[BEGIN]

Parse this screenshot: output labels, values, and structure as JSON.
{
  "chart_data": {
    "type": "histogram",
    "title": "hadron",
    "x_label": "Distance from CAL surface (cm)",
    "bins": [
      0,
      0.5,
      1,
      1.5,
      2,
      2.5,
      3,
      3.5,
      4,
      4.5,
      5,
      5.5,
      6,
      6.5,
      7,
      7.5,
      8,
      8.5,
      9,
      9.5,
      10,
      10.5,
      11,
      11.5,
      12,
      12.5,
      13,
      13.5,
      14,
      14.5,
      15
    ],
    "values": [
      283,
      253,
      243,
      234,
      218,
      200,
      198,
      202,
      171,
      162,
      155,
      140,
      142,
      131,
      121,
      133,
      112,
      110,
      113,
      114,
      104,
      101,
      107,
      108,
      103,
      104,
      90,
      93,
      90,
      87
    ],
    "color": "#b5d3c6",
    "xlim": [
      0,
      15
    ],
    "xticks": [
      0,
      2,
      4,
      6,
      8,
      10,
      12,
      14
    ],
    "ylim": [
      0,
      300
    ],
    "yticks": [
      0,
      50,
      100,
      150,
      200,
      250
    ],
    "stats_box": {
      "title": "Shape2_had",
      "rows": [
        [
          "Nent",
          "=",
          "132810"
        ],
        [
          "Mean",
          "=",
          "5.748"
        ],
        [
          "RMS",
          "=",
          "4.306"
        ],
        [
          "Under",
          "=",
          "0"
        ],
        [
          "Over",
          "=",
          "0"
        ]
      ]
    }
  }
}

[END]

• WHAT YOU NEED TO DO:
Go through the material line by line. Show each line that contains the string "values".

• ANSWER IN FULL:
Parse this screenshot: output labels, values, and structure as JSON.
    "values": [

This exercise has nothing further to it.